Images are excluded; otherwise, output every record exactly.

Data to process -

*****

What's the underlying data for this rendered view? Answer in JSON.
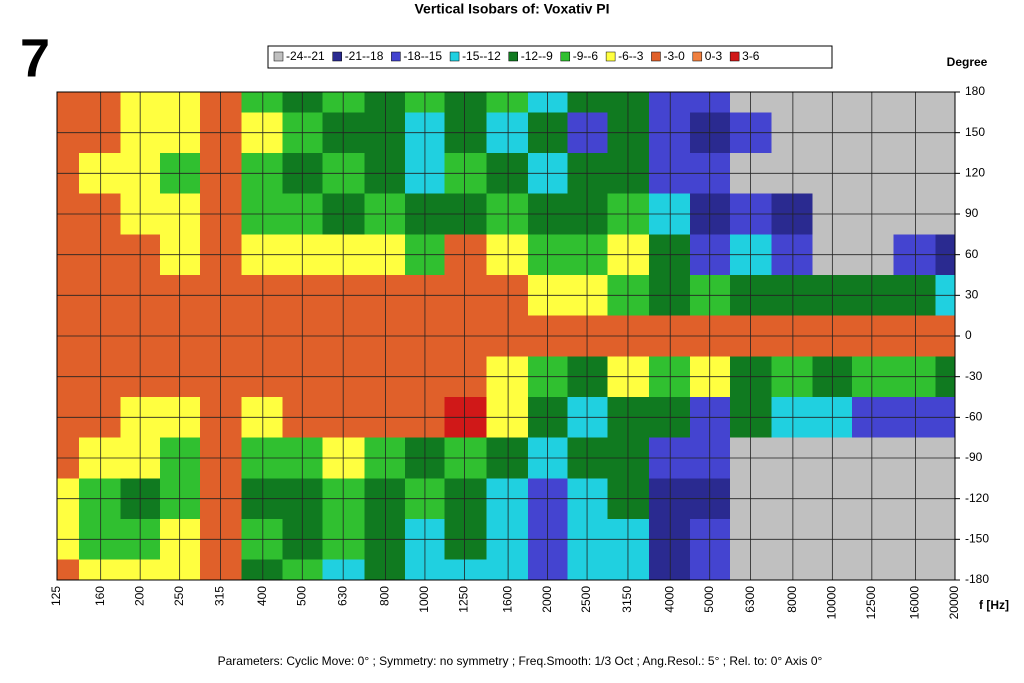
{
  "chart_data": {
    "type": "contour",
    "label": "7",
    "title": "Vertical Isobars of:   Voxativ  PI",
    "y_axis_label": "Degree",
    "x_axis_label": "f [Hz]",
    "footer": "Parameters:   Cyclic Move:  0°   ;   Symmetry: no symmetry   ;   Freq.Smooth: 1/3  Oct   ;   Ang.Resol.:  5°   ;   Rel. to: 0° Axis   0°",
    "levels": [
      {
        "label": "-24--21",
        "color": "#c0c0c0"
      },
      {
        "label": "-21--18",
        "color": "#2a2a90"
      },
      {
        "label": "-18--15",
        "color": "#4444d0"
      },
      {
        "label": "-15--12",
        "color": "#20d0e0"
      },
      {
        "label": "-12--9",
        "color": "#107a20"
      },
      {
        "label": "-9--6",
        "color": "#30c030"
      },
      {
        "label": "-6--3",
        "color": "#ffff40"
      },
      {
        "label": "-3-0",
        "color": "#e0602a"
      },
      {
        "label": "0-3",
        "color": "#f08040"
      },
      {
        "label": "3-6",
        "color": "#d01818"
      }
    ],
    "level_bounds": [
      -24,
      -21,
      -18,
      -15,
      -12,
      -9,
      -6,
      -3,
      0,
      3,
      6
    ],
    "x_log": true,
    "xlim": [
      125,
      20000
    ],
    "xticks": [
      125,
      160,
      200,
      250,
      315,
      400,
      500,
      630,
      800,
      1000,
      1250,
      1600,
      2000,
      2500,
      3150,
      4000,
      5000,
      6300,
      8000,
      10000,
      12500,
      16000,
      20000
    ],
    "ylim": [
      -180,
      180
    ],
    "yticks": [
      180,
      150,
      120,
      90,
      60,
      30,
      0,
      -30,
      -60,
      -90,
      -120,
      -150,
      -180
    ],
    "x": [
      125,
      160,
      200,
      250,
      315,
      400,
      500,
      630,
      800,
      1000,
      1250,
      1600,
      2000,
      2500,
      3150,
      4000,
      5000,
      6300,
      8000,
      10000,
      12500,
      16000,
      20000
    ],
    "y": [
      180,
      150,
      120,
      90,
      60,
      30,
      0,
      -30,
      -60,
      -90,
      -120,
      -150,
      -180
    ],
    "z": [
      [
        -1.5,
        -1.5,
        -4.5,
        -4.5,
        -1.5,
        -7.5,
        -10.5,
        -7.5,
        -10.5,
        -7.5,
        -10.5,
        -7.5,
        -13.5,
        -10.5,
        -10.5,
        -16.5,
        -16.5,
        -22.5,
        -22.5,
        -22.5,
        -22.5,
        -22.5,
        -22.5
      ],
      [
        -1.5,
        -1.5,
        -4.5,
        -4.5,
        -1.5,
        -4.5,
        -7.5,
        -10.5,
        -10.5,
        -13.5,
        -10.5,
        -13.5,
        -10.5,
        -16.5,
        -10.5,
        -16.5,
        -19.5,
        -16.5,
        -22.5,
        -22.5,
        -22.5,
        -22.5,
        -22.5
      ],
      [
        -1.5,
        -4.5,
        -4.5,
        -7.5,
        -1.5,
        -7.5,
        -10.5,
        -7.5,
        -10.5,
        -13.5,
        -7.5,
        -10.5,
        -13.5,
        -10.5,
        -10.5,
        -16.5,
        -16.5,
        -22.5,
        -22.5,
        -22.5,
        -22.5,
        -22.5,
        -22.5
      ],
      [
        -1.5,
        -1.5,
        -4.5,
        -4.5,
        -1.5,
        -7.5,
        -7.5,
        -10.5,
        -7.5,
        -10.5,
        -10.5,
        -7.5,
        -10.5,
        -10.5,
        -7.5,
        -13.5,
        -19.5,
        -16.5,
        -19.5,
        -22.5,
        -22.5,
        -22.5,
        -22.5
      ],
      [
        -1.5,
        -1.5,
        -1.5,
        -4.5,
        -1.5,
        -4.5,
        -4.5,
        -4.5,
        -4.5,
        -7.5,
        -1.5,
        -4.5,
        -7.5,
        -7.5,
        -4.5,
        -10.5,
        -16.5,
        -13.5,
        -16.5,
        -22.5,
        -22.5,
        -16.5,
        -19.5
      ],
      [
        -1.5,
        -1.5,
        -1.5,
        -1.5,
        -1.5,
        -1.5,
        -1.5,
        -1.5,
        -1.5,
        -1.5,
        -1.5,
        -1.5,
        -4.5,
        -4.5,
        -7.5,
        -10.5,
        -7.5,
        -10.5,
        -10.5,
        -10.5,
        -10.5,
        -10.5,
        -13.5
      ],
      [
        -1.5,
        -1.5,
        -1.5,
        -1.5,
        -1.5,
        -1.5,
        -1.5,
        -1.5,
        -1.5,
        -1.5,
        -1.5,
        -1.5,
        -1.5,
        -1.5,
        -1.5,
        -1.5,
        -1.5,
        -1.5,
        -1.5,
        -1.5,
        -1.5,
        -1.5,
        -1.5
      ],
      [
        -1.5,
        -1.5,
        -1.5,
        -1.5,
        -1.5,
        -1.5,
        -1.5,
        -1.5,
        -1.5,
        -1.5,
        -1.5,
        -4.5,
        -7.5,
        -10.5,
        -4.5,
        -7.5,
        -4.5,
        -10.5,
        -7.5,
        -10.5,
        -7.5,
        -7.5,
        -10.5
      ],
      [
        -1.5,
        -1.5,
        -4.5,
        -4.5,
        -1.5,
        -4.5,
        -1.5,
        -1.5,
        -1.5,
        -1.5,
        4.5,
        -4.5,
        -10.5,
        -13.5,
        -10.5,
        -10.5,
        -16.5,
        -10.5,
        -13.5,
        -13.5,
        -16.5,
        -16.5,
        -16.5
      ],
      [
        -1.5,
        -4.5,
        -4.5,
        -7.5,
        -1.5,
        -7.5,
        -7.5,
        -4.5,
        -7.5,
        -10.5,
        -7.5,
        -10.5,
        -13.5,
        -10.5,
        -10.5,
        -16.5,
        -16.5,
        -22.5,
        -22.5,
        -22.5,
        -22.5,
        -22.5,
        -22.5
      ],
      [
        -4.5,
        -7.5,
        -10.5,
        -7.5,
        -1.5,
        -10.5,
        -10.5,
        -7.5,
        -10.5,
        -7.5,
        -10.5,
        -13.5,
        -16.5,
        -13.5,
        -10.5,
        -19.5,
        -19.5,
        -22.5,
        -22.5,
        -22.5,
        -22.5,
        -22.5,
        -22.5
      ],
      [
        -4.5,
        -7.5,
        -7.5,
        -4.5,
        -1.5,
        -7.5,
        -10.5,
        -7.5,
        -10.5,
        -13.5,
        -10.5,
        -13.5,
        -16.5,
        -13.5,
        -13.5,
        -19.5,
        -16.5,
        -22.5,
        -22.5,
        -22.5,
        -22.5,
        -22.5,
        -22.5
      ],
      [
        -1.5,
        -4.5,
        -4.5,
        -4.5,
        -1.5,
        -10.5,
        -7.5,
        -13.5,
        -10.5,
        -13.5,
        -13.5,
        -13.5,
        -16.5,
        -13.5,
        -13.5,
        -19.5,
        -16.5,
        -22.5,
        -22.5,
        -22.5,
        -22.5,
        -22.5,
        -22.5
      ]
    ],
    "grid": true
  }
}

*****

Answer -
What's the underlying data for this rendered view? Answer in JSON.
{
  "chart_data": {
    "type": "contour",
    "label": "7",
    "title": "Vertical Isobars of:   Voxativ  PI",
    "y_axis_label": "Degree",
    "x_axis_label": "f [Hz]",
    "footer": "Parameters:   Cyclic Move:  0°   ;   Symmetry: no symmetry   ;   Freq.Smooth: 1/3  Oct   ;   Ang.Resol.:  5°   ;   Rel. to: 0° Axis   0°",
    "levels": [
      {
        "label": "-24--21",
        "color": "#c0c0c0"
      },
      {
        "label": "-21--18",
        "color": "#2a2a90"
      },
      {
        "label": "-18--15",
        "color": "#4444d0"
      },
      {
        "label": "-15--12",
        "color": "#20d0e0"
      },
      {
        "label": "-12--9",
        "color": "#107a20"
      },
      {
        "label": "-9--6",
        "color": "#30c030"
      },
      {
        "label": "-6--3",
        "color": "#ffff40"
      },
      {
        "label": "-3-0",
        "color": "#e0602a"
      },
      {
        "label": "0-3",
        "color": "#f08040"
      },
      {
        "label": "3-6",
        "color": "#d01818"
      }
    ],
    "level_bounds": [
      -24,
      -21,
      -18,
      -15,
      -12,
      -9,
      -6,
      -3,
      0,
      3,
      6
    ],
    "x_log": true,
    "xlim": [
      125,
      20000
    ],
    "xticks": [
      125,
      160,
      200,
      250,
      315,
      400,
      500,
      630,
      800,
      1000,
      1250,
      1600,
      2000,
      2500,
      3150,
      4000,
      5000,
      6300,
      8000,
      10000,
      12500,
      16000,
      20000
    ],
    "ylim": [
      -180,
      180
    ],
    "yticks": [
      180,
      150,
      120,
      90,
      60,
      30,
      0,
      -30,
      -60,
      -90,
      -120,
      -150,
      -180
    ],
    "x": [
      125,
      160,
      200,
      250,
      315,
      400,
      500,
      630,
      800,
      1000,
      1250,
      1600,
      2000,
      2500,
      3150,
      4000,
      5000,
      6300,
      8000,
      10000,
      12500,
      16000,
      20000
    ],
    "y": [
      180,
      150,
      120,
      90,
      60,
      30,
      0,
      -30,
      -60,
      -90,
      -120,
      -150,
      -180
    ],
    "z": [
      [
        -1.5,
        -1.5,
        -4.5,
        -4.5,
        -1.5,
        -7.5,
        -10.5,
        -7.5,
        -10.5,
        -7.5,
        -10.5,
        -7.5,
        -13.5,
        -10.5,
        -10.5,
        -16.5,
        -16.5,
        -22.5,
        -22.5,
        -22.5,
        -22.5,
        -22.5,
        -22.5
      ],
      [
        -1.5,
        -1.5,
        -4.5,
        -4.5,
        -1.5,
        -4.5,
        -7.5,
        -10.5,
        -10.5,
        -13.5,
        -10.5,
        -13.5,
        -10.5,
        -16.5,
        -10.5,
        -16.5,
        -19.5,
        -16.5,
        -22.5,
        -22.5,
        -22.5,
        -22.5,
        -22.5
      ],
      [
        -1.5,
        -4.5,
        -4.5,
        -7.5,
        -1.5,
        -7.5,
        -10.5,
        -7.5,
        -10.5,
        -13.5,
        -7.5,
        -10.5,
        -13.5,
        -10.5,
        -10.5,
        -16.5,
        -16.5,
        -22.5,
        -22.5,
        -22.5,
        -22.5,
        -22.5,
        -22.5
      ],
      [
        -1.5,
        -1.5,
        -4.5,
        -4.5,
        -1.5,
        -7.5,
        -7.5,
        -10.5,
        -7.5,
        -10.5,
        -10.5,
        -7.5,
        -10.5,
        -10.5,
        -7.5,
        -13.5,
        -19.5,
        -16.5,
        -19.5,
        -22.5,
        -22.5,
        -22.5,
        -22.5
      ],
      [
        -1.5,
        -1.5,
        -1.5,
        -4.5,
        -1.5,
        -4.5,
        -4.5,
        -4.5,
        -4.5,
        -7.5,
        -1.5,
        -4.5,
        -7.5,
        -7.5,
        -4.5,
        -10.5,
        -16.5,
        -13.5,
        -16.5,
        -22.5,
        -22.5,
        -16.5,
        -19.5
      ],
      [
        -1.5,
        -1.5,
        -1.5,
        -1.5,
        -1.5,
        -1.5,
        -1.5,
        -1.5,
        -1.5,
        -1.5,
        -1.5,
        -1.5,
        -4.5,
        -4.5,
        -7.5,
        -10.5,
        -7.5,
        -10.5,
        -10.5,
        -10.5,
        -10.5,
        -10.5,
        -13.5
      ],
      [
        -1.5,
        -1.5,
        -1.5,
        -1.5,
        -1.5,
        -1.5,
        -1.5,
        -1.5,
        -1.5,
        -1.5,
        -1.5,
        -1.5,
        -1.5,
        -1.5,
        -1.5,
        -1.5,
        -1.5,
        -1.5,
        -1.5,
        -1.5,
        -1.5,
        -1.5,
        -1.5
      ],
      [
        -1.5,
        -1.5,
        -1.5,
        -1.5,
        -1.5,
        -1.5,
        -1.5,
        -1.5,
        -1.5,
        -1.5,
        -1.5,
        -4.5,
        -7.5,
        -10.5,
        -4.5,
        -7.5,
        -4.5,
        -10.5,
        -7.5,
        -10.5,
        -7.5,
        -7.5,
        -10.5
      ],
      [
        -1.5,
        -1.5,
        -4.5,
        -4.5,
        -1.5,
        -4.5,
        -1.5,
        -1.5,
        -1.5,
        -1.5,
        4.5,
        -4.5,
        -10.5,
        -13.5,
        -10.5,
        -10.5,
        -16.5,
        -10.5,
        -13.5,
        -13.5,
        -16.5,
        -16.5,
        -16.5
      ],
      [
        -1.5,
        -4.5,
        -4.5,
        -7.5,
        -1.5,
        -7.5,
        -7.5,
        -4.5,
        -7.5,
        -10.5,
        -7.5,
        -10.5,
        -13.5,
        -10.5,
        -10.5,
        -16.5,
        -16.5,
        -22.5,
        -22.5,
        -22.5,
        -22.5,
        -22.5,
        -22.5
      ],
      [
        -4.5,
        -7.5,
        -10.5,
        -7.5,
        -1.5,
        -10.5,
        -10.5,
        -7.5,
        -10.5,
        -7.5,
        -10.5,
        -13.5,
        -16.5,
        -13.5,
        -10.5,
        -19.5,
        -19.5,
        -22.5,
        -22.5,
        -22.5,
        -22.5,
        -22.5,
        -22.5
      ],
      [
        -4.5,
        -7.5,
        -7.5,
        -4.5,
        -1.5,
        -7.5,
        -10.5,
        -7.5,
        -10.5,
        -13.5,
        -10.5,
        -13.5,
        -16.5,
        -13.5,
        -13.5,
        -19.5,
        -16.5,
        -22.5,
        -22.5,
        -22.5,
        -22.5,
        -22.5,
        -22.5
      ],
      [
        -1.5,
        -4.5,
        -4.5,
        -4.5,
        -1.5,
        -10.5,
        -7.5,
        -13.5,
        -10.5,
        -13.5,
        -13.5,
        -13.5,
        -16.5,
        -13.5,
        -13.5,
        -19.5,
        -16.5,
        -22.5,
        -22.5,
        -22.5,
        -22.5,
        -22.5,
        -22.5
      ]
    ],
    "grid": true
  }
}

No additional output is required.